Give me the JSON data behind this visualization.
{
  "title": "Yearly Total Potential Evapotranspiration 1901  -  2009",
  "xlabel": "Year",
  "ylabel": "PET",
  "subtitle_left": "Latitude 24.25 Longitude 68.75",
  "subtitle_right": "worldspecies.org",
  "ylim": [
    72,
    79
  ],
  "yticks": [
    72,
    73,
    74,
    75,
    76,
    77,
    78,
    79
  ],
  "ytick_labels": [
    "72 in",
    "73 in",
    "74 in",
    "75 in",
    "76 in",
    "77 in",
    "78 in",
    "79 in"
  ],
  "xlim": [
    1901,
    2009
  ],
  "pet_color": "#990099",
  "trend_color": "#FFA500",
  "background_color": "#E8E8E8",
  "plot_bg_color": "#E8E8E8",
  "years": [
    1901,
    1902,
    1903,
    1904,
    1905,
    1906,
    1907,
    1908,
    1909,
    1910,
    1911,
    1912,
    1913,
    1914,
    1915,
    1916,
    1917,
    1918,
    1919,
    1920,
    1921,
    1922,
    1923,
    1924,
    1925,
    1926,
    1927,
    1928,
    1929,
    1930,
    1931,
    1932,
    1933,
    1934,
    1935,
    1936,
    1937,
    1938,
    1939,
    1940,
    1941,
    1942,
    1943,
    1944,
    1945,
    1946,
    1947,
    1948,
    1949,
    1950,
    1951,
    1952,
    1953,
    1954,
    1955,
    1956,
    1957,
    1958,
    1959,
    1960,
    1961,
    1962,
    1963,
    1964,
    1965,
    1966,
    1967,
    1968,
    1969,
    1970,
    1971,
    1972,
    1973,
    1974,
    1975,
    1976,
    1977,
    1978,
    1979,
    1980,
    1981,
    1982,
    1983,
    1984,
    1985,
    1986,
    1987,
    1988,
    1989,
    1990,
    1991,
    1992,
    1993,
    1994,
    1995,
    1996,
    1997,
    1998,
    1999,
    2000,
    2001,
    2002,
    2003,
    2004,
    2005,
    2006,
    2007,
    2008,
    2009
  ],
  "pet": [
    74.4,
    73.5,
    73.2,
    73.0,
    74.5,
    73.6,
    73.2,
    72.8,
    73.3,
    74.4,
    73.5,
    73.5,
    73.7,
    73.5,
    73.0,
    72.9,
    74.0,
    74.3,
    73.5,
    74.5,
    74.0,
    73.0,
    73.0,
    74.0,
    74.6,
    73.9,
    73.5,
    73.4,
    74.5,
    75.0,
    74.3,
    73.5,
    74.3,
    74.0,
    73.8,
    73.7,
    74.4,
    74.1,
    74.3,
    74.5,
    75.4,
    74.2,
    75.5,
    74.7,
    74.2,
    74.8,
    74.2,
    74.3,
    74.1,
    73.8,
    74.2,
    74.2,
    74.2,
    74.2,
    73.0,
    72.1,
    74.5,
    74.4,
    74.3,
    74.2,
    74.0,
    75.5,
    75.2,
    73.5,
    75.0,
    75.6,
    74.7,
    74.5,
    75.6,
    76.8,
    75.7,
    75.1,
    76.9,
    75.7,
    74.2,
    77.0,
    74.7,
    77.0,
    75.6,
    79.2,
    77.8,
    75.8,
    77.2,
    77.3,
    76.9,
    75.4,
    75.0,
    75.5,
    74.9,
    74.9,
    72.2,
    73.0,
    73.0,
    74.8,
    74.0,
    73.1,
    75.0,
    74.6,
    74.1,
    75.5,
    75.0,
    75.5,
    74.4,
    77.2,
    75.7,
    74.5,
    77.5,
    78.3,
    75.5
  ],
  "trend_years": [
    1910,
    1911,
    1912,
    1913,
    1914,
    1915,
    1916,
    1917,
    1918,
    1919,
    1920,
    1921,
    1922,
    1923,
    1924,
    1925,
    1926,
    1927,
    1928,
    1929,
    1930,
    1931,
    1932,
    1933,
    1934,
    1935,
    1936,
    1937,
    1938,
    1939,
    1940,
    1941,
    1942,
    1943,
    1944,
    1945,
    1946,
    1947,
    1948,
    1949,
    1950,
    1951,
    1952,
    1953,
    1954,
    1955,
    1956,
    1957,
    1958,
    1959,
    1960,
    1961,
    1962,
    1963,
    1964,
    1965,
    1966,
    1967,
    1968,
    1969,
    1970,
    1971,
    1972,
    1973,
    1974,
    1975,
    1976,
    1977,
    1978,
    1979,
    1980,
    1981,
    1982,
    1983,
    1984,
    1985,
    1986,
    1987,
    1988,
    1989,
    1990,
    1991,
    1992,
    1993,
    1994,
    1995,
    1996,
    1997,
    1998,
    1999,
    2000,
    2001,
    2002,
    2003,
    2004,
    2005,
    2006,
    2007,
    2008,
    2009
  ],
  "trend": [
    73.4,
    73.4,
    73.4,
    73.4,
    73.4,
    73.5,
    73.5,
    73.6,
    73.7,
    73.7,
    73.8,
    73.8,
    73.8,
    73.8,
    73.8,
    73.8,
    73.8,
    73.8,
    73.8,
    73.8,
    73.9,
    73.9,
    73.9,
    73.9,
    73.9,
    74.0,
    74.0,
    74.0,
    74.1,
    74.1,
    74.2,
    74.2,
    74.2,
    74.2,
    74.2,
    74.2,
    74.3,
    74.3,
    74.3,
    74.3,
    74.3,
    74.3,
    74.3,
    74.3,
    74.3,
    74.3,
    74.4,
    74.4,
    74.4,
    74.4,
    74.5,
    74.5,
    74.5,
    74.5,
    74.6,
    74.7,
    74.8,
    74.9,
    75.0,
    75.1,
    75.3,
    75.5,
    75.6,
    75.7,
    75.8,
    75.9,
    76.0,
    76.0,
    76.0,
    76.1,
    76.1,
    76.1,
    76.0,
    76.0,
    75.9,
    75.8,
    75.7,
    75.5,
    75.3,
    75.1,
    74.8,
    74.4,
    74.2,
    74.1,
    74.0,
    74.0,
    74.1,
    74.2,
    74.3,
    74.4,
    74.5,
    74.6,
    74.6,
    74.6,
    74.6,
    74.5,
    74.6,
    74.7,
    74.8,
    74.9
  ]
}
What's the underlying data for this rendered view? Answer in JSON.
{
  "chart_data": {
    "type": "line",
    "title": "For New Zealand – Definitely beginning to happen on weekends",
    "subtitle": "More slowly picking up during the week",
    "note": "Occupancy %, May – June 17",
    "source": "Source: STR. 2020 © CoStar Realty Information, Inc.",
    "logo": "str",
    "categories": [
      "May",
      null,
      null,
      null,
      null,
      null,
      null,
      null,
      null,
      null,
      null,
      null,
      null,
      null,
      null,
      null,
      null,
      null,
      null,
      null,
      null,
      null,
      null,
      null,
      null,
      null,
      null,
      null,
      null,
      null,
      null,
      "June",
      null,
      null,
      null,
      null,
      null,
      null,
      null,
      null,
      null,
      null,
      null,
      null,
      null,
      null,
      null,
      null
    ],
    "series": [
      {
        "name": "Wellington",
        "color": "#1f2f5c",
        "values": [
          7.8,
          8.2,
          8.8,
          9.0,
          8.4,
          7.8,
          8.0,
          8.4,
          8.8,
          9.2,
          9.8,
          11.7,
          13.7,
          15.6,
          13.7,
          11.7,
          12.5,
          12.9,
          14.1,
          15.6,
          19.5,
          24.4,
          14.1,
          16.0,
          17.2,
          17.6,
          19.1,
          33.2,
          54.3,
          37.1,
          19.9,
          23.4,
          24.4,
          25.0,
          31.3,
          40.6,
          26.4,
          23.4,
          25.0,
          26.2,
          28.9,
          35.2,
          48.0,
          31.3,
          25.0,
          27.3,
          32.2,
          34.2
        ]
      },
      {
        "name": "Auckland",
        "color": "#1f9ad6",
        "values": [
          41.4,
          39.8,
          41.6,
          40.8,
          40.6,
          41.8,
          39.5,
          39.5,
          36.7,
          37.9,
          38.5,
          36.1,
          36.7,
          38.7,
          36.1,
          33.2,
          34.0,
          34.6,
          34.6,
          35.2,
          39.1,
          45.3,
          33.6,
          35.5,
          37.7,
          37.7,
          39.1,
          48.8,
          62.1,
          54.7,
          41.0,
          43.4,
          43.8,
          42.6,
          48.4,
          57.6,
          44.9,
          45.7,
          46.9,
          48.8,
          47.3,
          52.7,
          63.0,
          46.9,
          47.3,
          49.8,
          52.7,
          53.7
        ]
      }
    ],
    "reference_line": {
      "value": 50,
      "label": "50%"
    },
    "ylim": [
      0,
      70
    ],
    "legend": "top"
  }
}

* Written problem
Scan the material above for the string "this" and return the lines that hold it.

* Output
Give me the JSON data behind this visualization.
What's the underlying data for this rendered view? Answer in JSON.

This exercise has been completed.